YOUR OBJECTIVE.
Filter the data below for the string "Impressions" and copy each matching line.

** Start RAW RECORDS **

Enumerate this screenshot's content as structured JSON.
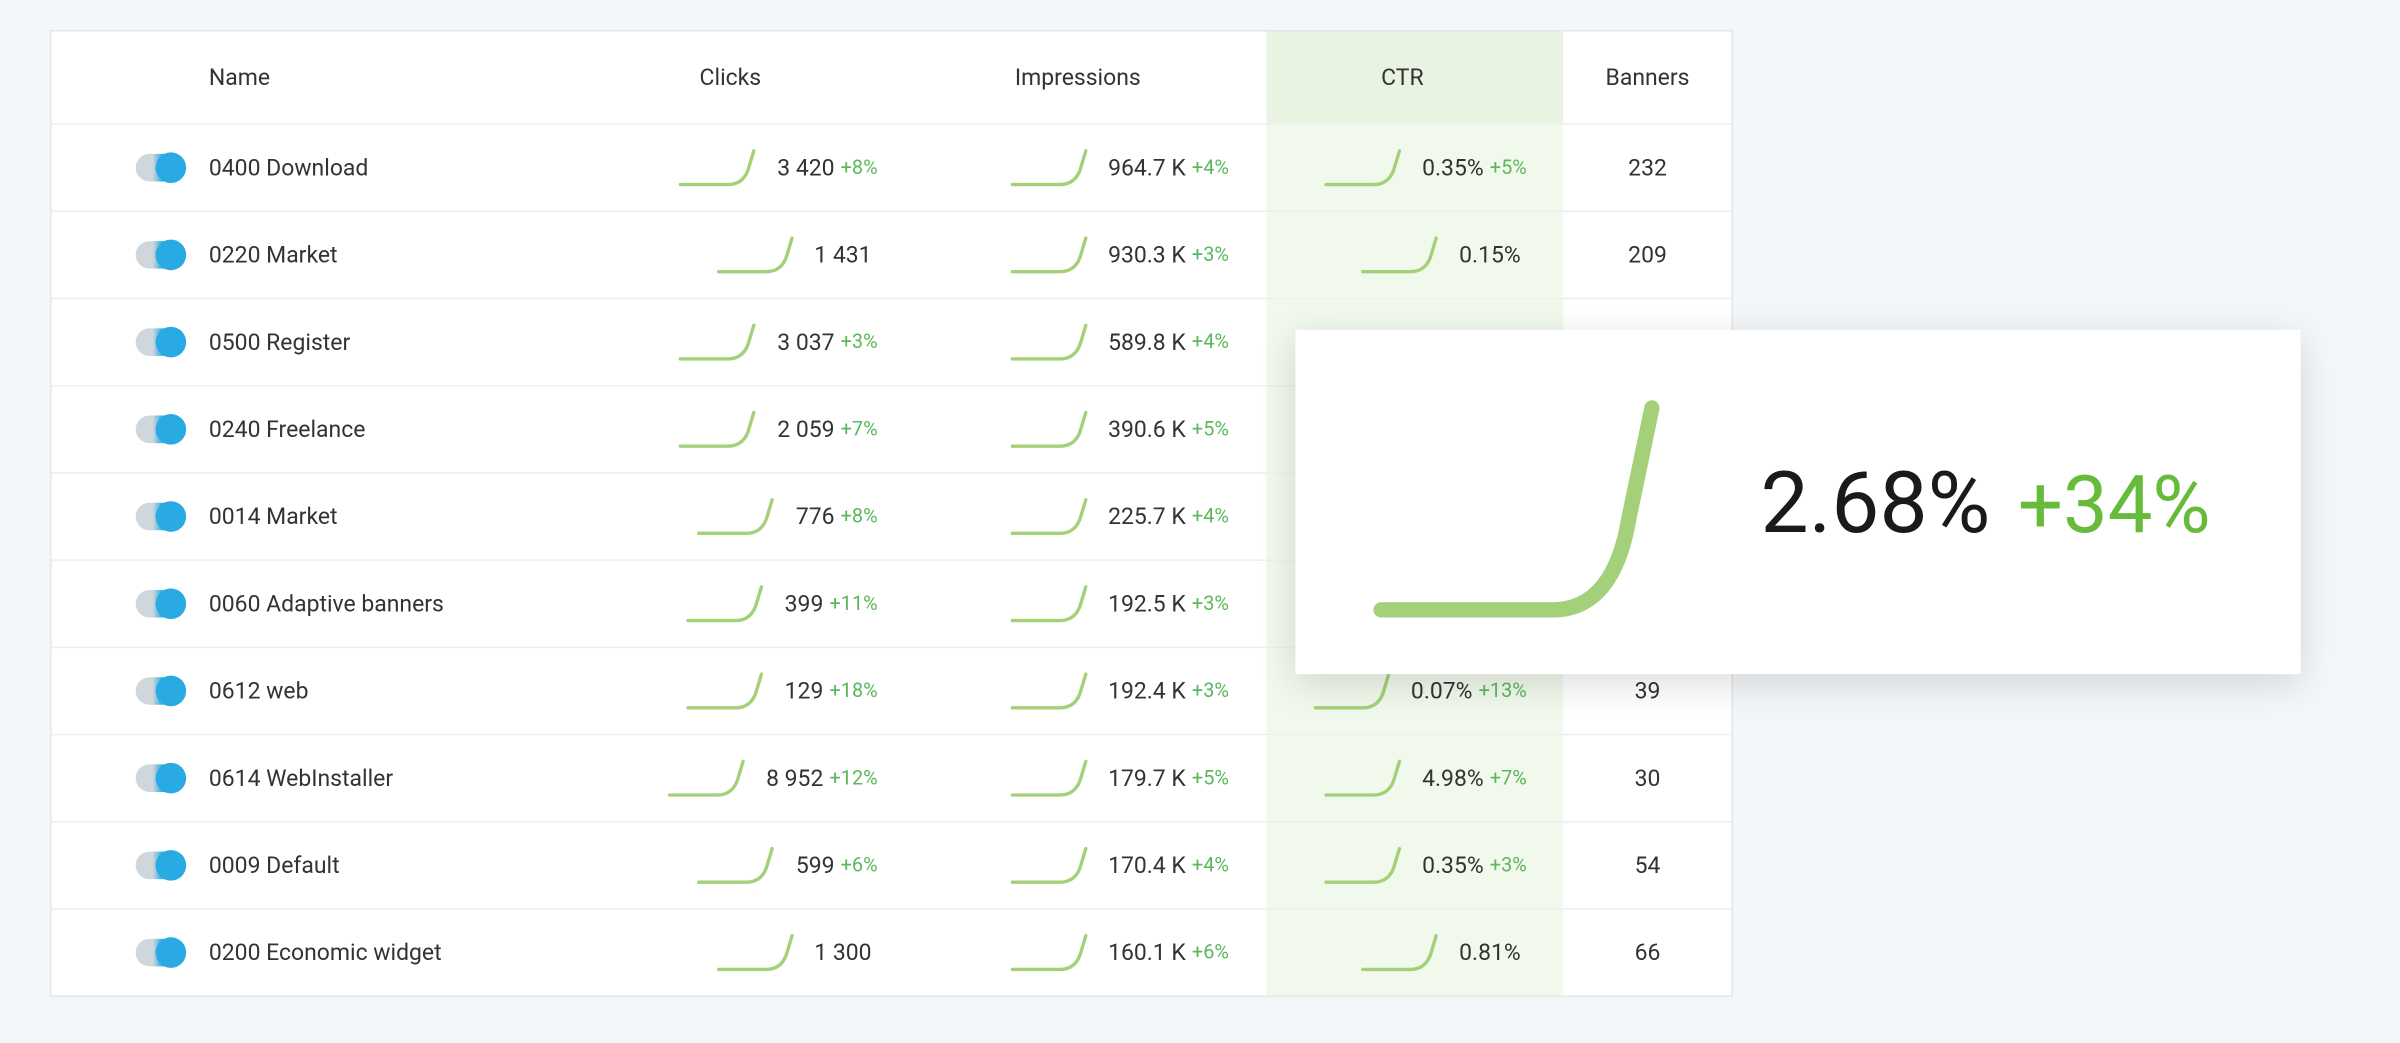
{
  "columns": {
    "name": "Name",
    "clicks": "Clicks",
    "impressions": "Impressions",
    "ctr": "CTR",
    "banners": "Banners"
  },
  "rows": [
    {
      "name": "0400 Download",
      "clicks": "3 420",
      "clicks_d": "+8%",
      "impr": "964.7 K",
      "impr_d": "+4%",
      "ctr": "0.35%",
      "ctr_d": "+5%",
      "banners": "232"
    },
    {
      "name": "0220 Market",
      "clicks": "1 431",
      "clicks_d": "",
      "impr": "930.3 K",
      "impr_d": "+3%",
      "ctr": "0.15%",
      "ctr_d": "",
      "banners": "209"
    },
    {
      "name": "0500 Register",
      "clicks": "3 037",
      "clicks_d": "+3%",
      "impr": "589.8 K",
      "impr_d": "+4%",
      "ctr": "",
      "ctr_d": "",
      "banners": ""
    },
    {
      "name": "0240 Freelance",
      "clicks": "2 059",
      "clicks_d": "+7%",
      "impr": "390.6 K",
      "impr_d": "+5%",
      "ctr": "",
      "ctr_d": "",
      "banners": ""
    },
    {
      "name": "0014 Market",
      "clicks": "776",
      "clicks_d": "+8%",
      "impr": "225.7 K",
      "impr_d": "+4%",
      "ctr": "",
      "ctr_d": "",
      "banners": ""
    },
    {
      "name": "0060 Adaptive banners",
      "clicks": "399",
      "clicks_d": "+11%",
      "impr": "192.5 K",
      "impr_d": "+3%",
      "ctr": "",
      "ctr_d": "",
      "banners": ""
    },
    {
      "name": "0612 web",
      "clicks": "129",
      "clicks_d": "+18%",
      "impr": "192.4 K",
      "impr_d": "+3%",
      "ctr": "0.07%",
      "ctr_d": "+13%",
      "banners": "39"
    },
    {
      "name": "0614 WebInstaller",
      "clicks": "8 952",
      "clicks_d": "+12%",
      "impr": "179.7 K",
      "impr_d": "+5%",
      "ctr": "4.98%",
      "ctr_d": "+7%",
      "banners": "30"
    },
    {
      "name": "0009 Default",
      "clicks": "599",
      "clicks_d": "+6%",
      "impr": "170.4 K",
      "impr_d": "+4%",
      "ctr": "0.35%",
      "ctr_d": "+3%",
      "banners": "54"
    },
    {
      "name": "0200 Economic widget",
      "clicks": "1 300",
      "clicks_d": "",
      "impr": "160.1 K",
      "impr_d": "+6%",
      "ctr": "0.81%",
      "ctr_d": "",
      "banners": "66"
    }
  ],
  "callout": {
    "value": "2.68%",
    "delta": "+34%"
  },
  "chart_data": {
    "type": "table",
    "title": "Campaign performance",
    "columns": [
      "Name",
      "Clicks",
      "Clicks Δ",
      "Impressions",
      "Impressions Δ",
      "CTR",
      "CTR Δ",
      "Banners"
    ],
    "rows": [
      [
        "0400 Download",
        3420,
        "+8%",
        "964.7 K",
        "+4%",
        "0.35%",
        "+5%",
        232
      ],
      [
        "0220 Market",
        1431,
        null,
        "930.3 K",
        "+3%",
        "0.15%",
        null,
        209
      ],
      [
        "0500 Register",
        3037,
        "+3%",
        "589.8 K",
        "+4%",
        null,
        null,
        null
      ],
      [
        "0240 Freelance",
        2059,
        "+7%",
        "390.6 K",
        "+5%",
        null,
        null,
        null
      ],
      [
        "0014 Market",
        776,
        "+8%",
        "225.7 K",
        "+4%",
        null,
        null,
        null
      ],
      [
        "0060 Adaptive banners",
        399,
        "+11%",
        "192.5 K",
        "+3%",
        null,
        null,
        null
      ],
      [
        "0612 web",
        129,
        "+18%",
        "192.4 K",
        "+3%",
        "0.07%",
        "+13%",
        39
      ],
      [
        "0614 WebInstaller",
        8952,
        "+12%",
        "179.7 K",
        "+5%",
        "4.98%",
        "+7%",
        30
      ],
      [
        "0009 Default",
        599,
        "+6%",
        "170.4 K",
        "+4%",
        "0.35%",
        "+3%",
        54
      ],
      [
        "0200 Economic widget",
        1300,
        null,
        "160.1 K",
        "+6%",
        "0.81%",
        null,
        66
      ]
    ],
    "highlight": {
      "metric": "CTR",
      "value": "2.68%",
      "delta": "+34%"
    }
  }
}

** End RAW RECORDS **
** Start RAW RECORDS **

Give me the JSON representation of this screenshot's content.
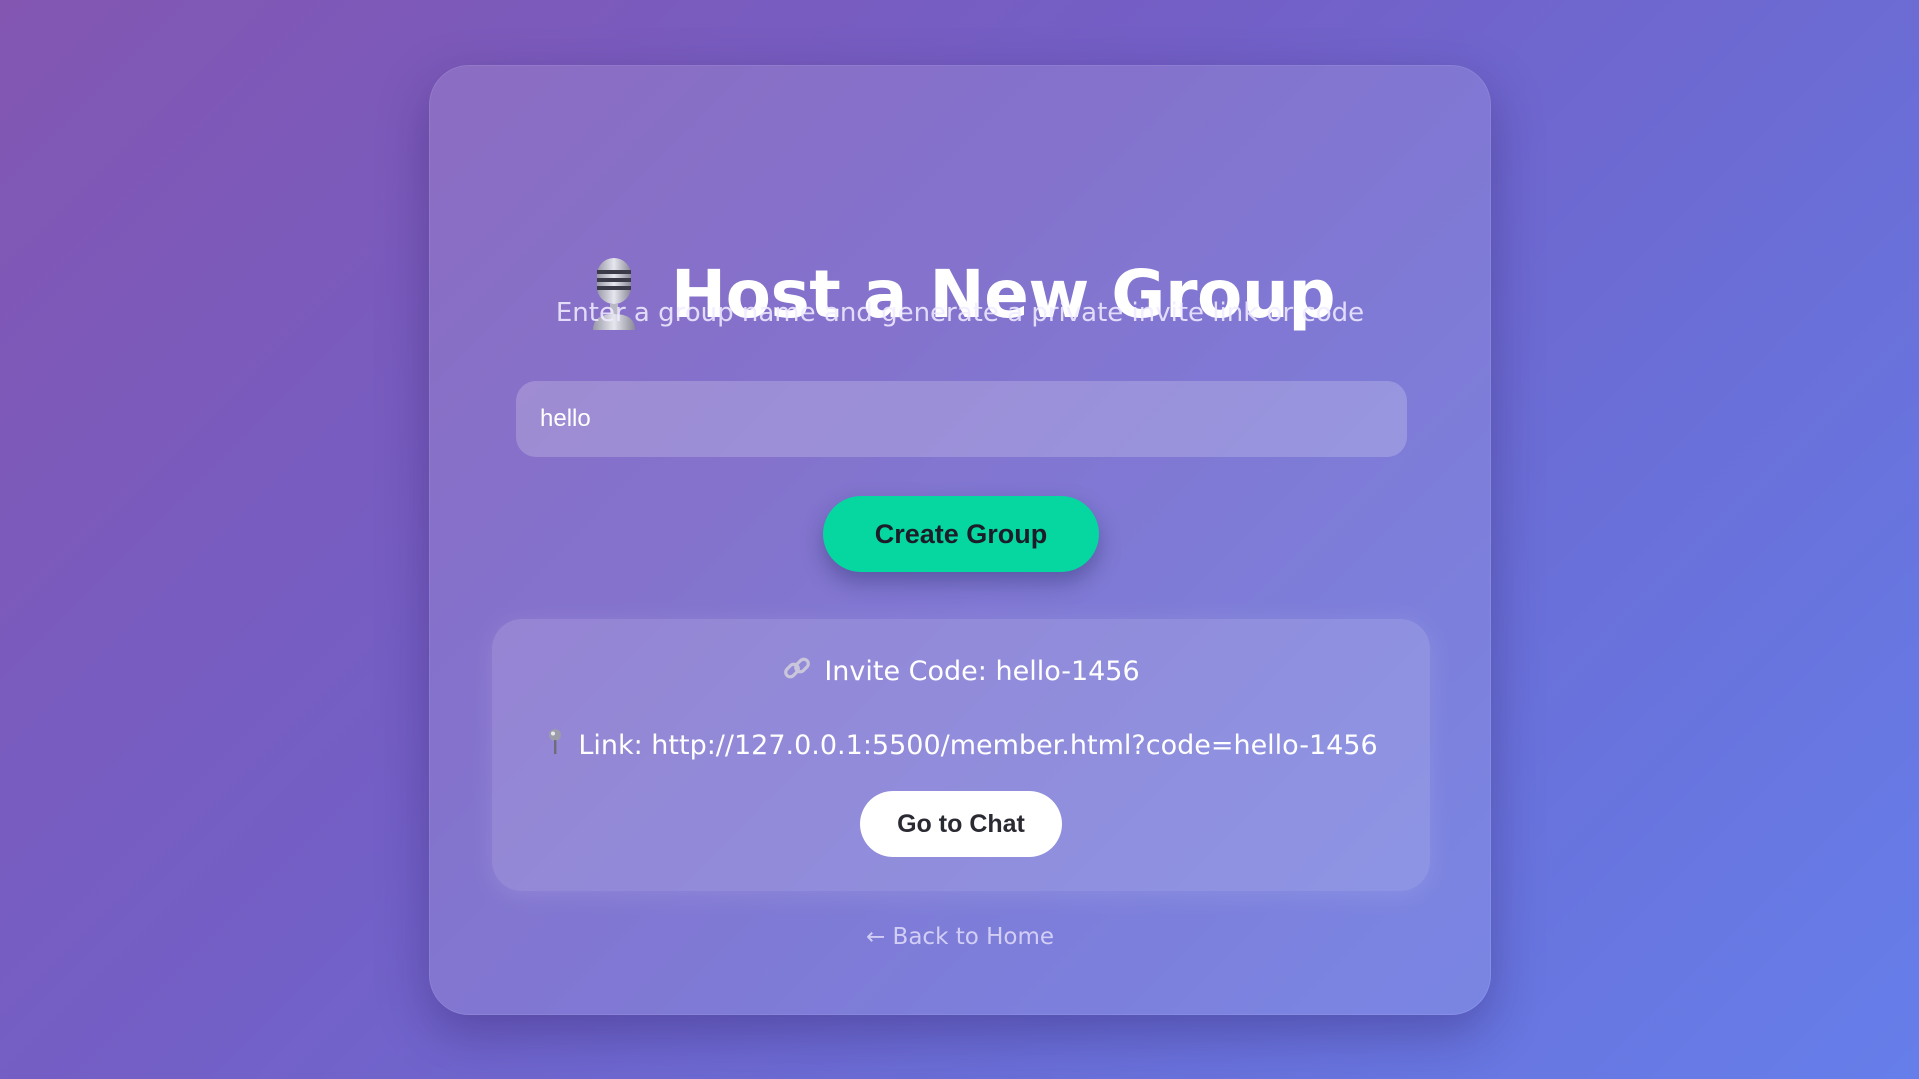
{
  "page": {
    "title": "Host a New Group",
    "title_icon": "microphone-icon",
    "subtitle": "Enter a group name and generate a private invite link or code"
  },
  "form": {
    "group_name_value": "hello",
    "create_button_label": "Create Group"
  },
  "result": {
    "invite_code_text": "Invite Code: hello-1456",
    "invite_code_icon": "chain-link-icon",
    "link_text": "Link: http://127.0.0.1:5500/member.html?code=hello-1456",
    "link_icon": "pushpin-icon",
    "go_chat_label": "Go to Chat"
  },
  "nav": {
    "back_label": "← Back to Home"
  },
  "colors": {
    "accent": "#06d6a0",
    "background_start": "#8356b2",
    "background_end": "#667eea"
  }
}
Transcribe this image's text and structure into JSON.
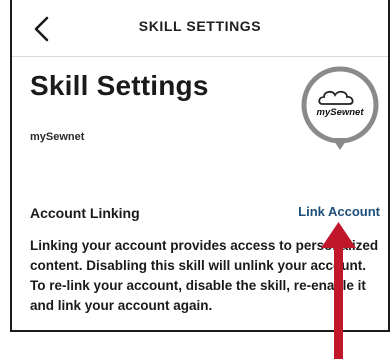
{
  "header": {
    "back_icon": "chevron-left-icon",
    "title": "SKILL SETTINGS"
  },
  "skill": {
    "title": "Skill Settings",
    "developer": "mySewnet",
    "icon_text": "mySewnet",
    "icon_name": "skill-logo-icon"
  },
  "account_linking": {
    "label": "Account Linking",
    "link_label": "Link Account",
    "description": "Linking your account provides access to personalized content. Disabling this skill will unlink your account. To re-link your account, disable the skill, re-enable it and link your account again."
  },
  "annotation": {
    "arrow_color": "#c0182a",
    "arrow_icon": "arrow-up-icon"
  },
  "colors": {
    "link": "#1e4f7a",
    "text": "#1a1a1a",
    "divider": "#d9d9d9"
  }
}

** End RAW RECORDS **

EXERCISE ANSWER.
    "impressions": "Impressions",
      "Impressions",
      "Impressions Δ",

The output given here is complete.